• CONSEGNE
A. Secondo il testo sul cinema degli anni '10, quale attore interpretò Fantomas in diverse pellicole negli anni '60?
B. In base al testo sul cinema degli anni '10, spiega che cosa rende Victor Sjostrom un vero maestro.
C. Prosegui il testo sul cinema degli anni '10 a partire dall'ultima frase riportata.

• DOCUMENTO
+++

FANTOMAS di Louis Feuillade
Proprio nel 1913, il serial emerse come una delle forme narrative dominanti: tra i personaggi più noti c'era Fantomas, genio del crimine, creato da Louis Feuillade. Il regista francese, dopo il primo episodio (il più noto, in cui il protagonista condannato a morte scappa, lasciando sulla ghigliottina un attore cammuffato come lui) girerà altri quattro mediometraggi, prodotti dalla Gaumont, che uscirono tra il 1913 e il 1914. Il personaggio ebbe talmente successo che tornò innumerevoli volte sul grande schermo: negli anni '60, in diverse pellicole, venne interpretato da Jean Marais.
INGEBORG HOLM di Victor Sjostrom
In molti lo ricordano unicamente come protagonista de Il posto delle fragole di Ingmar Bergman, ma Victor Sjostrom fu uno dei principali autori (non solo del cinema scandinavo) del periodo del muto. La sua opera più famosa è Il carretto fantasma (1921) ma i suoi esordi dietro la macchina da presa risalgono al 1912. Ingeborg Holm è il suo film più affascinante degli anni '10. Protagonista è una famiglia borghese: il padre si ammala fino a morire, la madre cerca invano di tenere i figli con sé, scivolando sempre più verso la povertà e la pazzia. Lunghi piani sequenza e il notevolissimo spessore psicologico dei personaggi rendono Sjostrom un vero maestro, che andrebbe riscoperto e studiato.
DIE LANDSTRASSE di Paul von Woringen
Uno dei film tedeschi più importanti del decennio, Die Landstrasse (di cui purtroppo non sono disponibili immagini) definì i caratteri dell'Autorenfilm del periodo. La storia narra di un delitto commesso in un piccolo villaggio da un evaso: un mendicante è accusato ingiustamente dell'omicidio ma viene scagionato dalla confessione dell'ex detenuto sul letto di morte. Il film è ricco di piani sequenza tesi a esplorare le potenzialità del mezzo cinematografico. Tra il personaggio dell'evaso e quello del mendicante, von Woringen inserisce inquietanti parallelismi, sofisticati sia dal punto di vista narrativo che da quello visivo.

+++

• RIGHE DI DATI
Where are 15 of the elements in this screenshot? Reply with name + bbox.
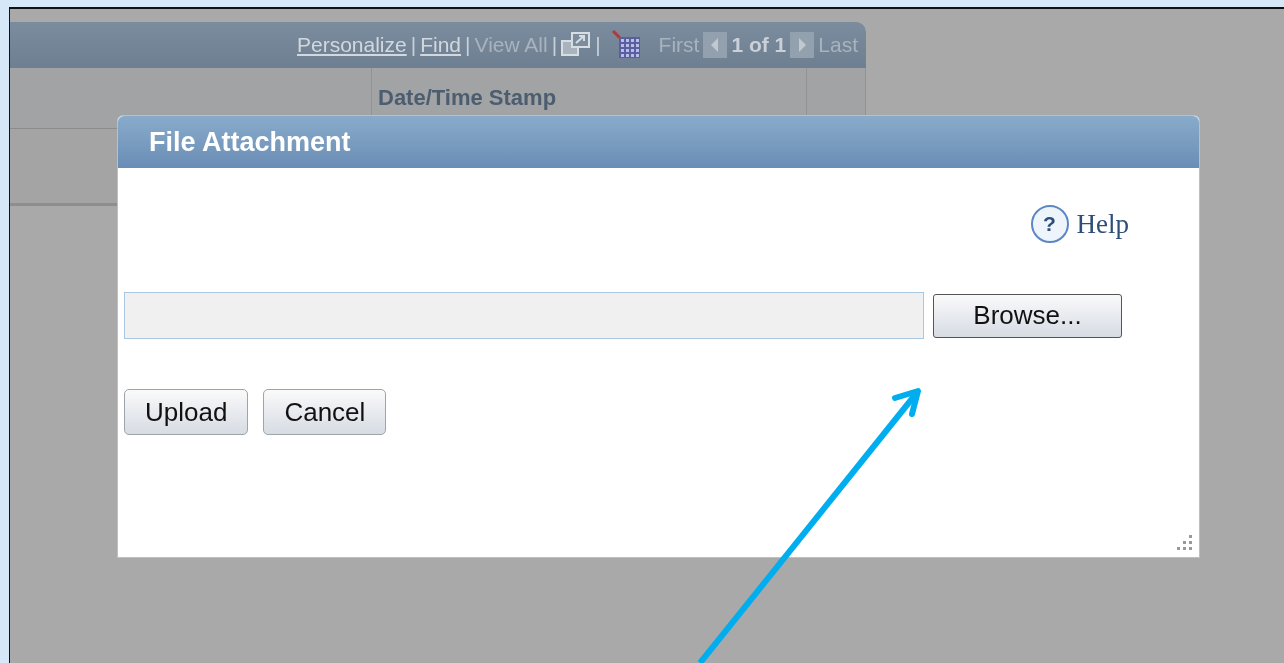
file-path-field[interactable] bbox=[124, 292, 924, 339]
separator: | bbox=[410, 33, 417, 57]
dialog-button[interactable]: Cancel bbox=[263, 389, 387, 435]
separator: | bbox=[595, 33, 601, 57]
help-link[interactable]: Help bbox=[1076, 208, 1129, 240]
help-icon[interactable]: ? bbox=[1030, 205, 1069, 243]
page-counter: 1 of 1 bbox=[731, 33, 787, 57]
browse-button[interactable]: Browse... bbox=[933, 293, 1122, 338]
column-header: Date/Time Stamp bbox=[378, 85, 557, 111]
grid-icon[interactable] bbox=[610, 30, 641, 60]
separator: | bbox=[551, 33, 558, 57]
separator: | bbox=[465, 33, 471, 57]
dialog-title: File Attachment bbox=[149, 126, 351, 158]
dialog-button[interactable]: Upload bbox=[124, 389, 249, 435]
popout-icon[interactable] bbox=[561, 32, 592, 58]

+++

• SOLUZIONI
A. Jean Marais.

B. Lo rendono un vero maestro i lunghi piani sequenza e il notevolissimo spessore psicologico dei suoi personaggi.

C.
MA L'AMOR MIO NON MUORE di Mario Caserini
Il film che fissò le coordinate del melodramma italiano e lanciò nel firmamento divistico la protagonista Lyda Borelli: Ma l'amor mio non muore è una vicenda dal sapore tragico, che tratta di amori tormentati, separazioni e morti terribili. Il filone, di cui Ma l'amor mio non muore è l'esempio più luminoso, era ambientato costantemente nel mondo dell'alta borghesia, tra intrighi e passioni, erotismo e delitti, con grande presenza di costumi appariscenti e lussureggianti.
La rivale storica della Borelli era Francesca Bertini.
MOTHERING HEART di David Wark Griffith
Praticamente impossibile non citare un film di David Griffith in una classifica sui primi anni '10 della storia del cinema. Nel 1913, tra i tanti, uno dei suoi lavori più significativi è Mothering Heart con protagonista la musa Lillian Gish nei panni di una giovane moglie, in attesa di un bambino, che scopre una tresca tra il marito e una signora elegante incontrata in un caffé. La disperazione per la tragica morte del piccolo riunirà la coppia. Griffith è il più importante autore del decennio (come ben si evince dai successivi Nascita di una nazione e Intolerance) e lo dimostra fin da questo mediometraggio, ricco di sequenze indimenticabili, girato con grande classe e interpretato da un'attrice modernissima e di rara sensibilità.
QUO VADIS? di Enrico Guazzoni
Tratto dall'omonimo romanzo di Henryk Sienkiewicz, Quo vadis? fu il primo kolossal della storia, con 5.000 comparse, sfarzose scenografie e set tridimensionali che ricreavano l'antica Roma. Oltre due anni di riprese per un film simbolo del genere peplum del periodo, che incassò molto in tutto il mondo e fece scuola a tutte le latitudini. L'anno successivo uscirà Cabiria di Giovanni Pastrone, il capolavoro italiano degli anni '10, che forse, senza il precursore Quo vadis? di Guazzoni, non ci sarebbe mai stato.
LO STUDENTE DI PRAGA di Stellan Rye
Il film del 1913: Lo studente di praga è un prodotto ancora oggi indimenticabile, ricco di complesse sfumature psicologiche e di straordinari effetti speciali.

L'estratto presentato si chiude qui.